§ **Exercise directions**:
Write out exactly the lines below that run from the line containing "What text is on this page?" through the last line of the records.
··· Data shown
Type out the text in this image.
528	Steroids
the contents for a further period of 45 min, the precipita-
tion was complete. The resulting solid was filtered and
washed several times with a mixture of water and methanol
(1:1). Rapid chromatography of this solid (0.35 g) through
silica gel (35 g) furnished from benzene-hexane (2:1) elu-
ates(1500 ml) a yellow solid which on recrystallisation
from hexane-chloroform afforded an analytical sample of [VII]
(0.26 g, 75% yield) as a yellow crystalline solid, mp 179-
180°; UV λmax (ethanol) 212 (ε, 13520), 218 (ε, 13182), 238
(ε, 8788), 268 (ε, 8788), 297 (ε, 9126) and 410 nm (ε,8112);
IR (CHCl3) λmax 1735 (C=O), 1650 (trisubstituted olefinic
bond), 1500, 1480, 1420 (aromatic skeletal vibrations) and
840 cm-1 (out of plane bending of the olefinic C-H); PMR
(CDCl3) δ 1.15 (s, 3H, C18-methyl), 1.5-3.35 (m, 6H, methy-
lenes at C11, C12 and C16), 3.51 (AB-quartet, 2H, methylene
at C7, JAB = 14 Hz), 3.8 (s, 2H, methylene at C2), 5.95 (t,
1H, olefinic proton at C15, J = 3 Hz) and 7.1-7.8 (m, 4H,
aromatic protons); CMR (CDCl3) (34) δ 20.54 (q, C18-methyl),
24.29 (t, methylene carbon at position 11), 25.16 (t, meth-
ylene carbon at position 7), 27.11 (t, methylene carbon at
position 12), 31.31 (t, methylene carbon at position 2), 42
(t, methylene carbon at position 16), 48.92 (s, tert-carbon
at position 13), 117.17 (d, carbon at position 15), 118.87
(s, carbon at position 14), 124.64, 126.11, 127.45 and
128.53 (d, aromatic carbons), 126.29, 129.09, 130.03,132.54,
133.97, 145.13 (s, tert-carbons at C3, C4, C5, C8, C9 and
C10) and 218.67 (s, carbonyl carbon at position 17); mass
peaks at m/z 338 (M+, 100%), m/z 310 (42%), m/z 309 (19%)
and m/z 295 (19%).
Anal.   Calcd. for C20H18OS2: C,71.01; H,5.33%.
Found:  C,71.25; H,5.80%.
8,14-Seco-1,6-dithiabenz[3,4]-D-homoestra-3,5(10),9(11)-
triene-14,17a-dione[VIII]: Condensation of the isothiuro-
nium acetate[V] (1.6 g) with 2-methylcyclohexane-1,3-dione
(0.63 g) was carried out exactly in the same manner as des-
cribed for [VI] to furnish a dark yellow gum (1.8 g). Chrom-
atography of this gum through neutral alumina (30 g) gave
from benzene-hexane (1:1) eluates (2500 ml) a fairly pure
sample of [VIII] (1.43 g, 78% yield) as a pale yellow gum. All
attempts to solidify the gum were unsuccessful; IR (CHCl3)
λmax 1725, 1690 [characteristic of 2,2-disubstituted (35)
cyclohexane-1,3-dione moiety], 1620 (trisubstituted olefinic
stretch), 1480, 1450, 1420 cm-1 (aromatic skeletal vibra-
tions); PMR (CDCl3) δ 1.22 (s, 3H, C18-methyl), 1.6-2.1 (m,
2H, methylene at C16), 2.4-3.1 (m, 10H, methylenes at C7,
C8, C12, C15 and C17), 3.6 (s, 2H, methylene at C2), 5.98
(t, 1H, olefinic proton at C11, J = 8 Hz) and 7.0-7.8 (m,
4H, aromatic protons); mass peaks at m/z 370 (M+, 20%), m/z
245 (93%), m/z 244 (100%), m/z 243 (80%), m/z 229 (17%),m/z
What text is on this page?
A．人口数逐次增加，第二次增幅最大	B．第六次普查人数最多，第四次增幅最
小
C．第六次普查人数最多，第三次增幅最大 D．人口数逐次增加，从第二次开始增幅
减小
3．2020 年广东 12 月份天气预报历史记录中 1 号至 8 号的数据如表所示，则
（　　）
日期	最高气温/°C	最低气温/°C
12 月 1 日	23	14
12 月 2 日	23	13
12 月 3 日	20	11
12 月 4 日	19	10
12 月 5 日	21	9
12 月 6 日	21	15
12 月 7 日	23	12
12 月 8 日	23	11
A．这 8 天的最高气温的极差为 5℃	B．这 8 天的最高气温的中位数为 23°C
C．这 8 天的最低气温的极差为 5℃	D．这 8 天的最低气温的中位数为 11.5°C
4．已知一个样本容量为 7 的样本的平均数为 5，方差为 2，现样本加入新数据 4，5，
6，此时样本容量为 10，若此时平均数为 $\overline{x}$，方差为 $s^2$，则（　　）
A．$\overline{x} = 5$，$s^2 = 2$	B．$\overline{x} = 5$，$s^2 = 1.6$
······
§ **Expected answer**:
What text is on this page?
A．人口数逐次增加，第二次增幅最大	B．第六次普查人数最多，第四次增幅最
小
C．第六次普查人数最多，第三次增幅最大 D．人口数逐次增加，从第二次开始增幅
减小
3．2020 年广东 12 月份天气预报历史记录中 1 号至 8 号的数据如表所示，则
（　　）
日期	最高气温/°C	最低气温/°C
12 月 1 日	23	14
12 月 2 日	23	13
12 月 3 日	20	11
12 月 4 日	19	10
12 月 5 日	21	9
12 月 6 日	21	15
12 月 7 日	23	12
12 月 8 日	23	11
A．这 8 天的最高气温的极差为 5℃	B．这 8 天的最高气温的中位数为 23°C
C．这 8 天的最低气温的极差为 5℃	D．这 8 天的最低气温的中位数为 11.5°C
4．已知一个样本容量为 7 的样本的平均数为 5，方差为 2，现样本加入新数据 4，5，
6，此时样本容量为 10，若此时平均数为 $\overline{x}$，方差为 $s^2$，则（　　）
A．$\overline{x} = 5$，$s^2 = 2$	B．$\overline{x} = 5$，$s^2 = 1.6$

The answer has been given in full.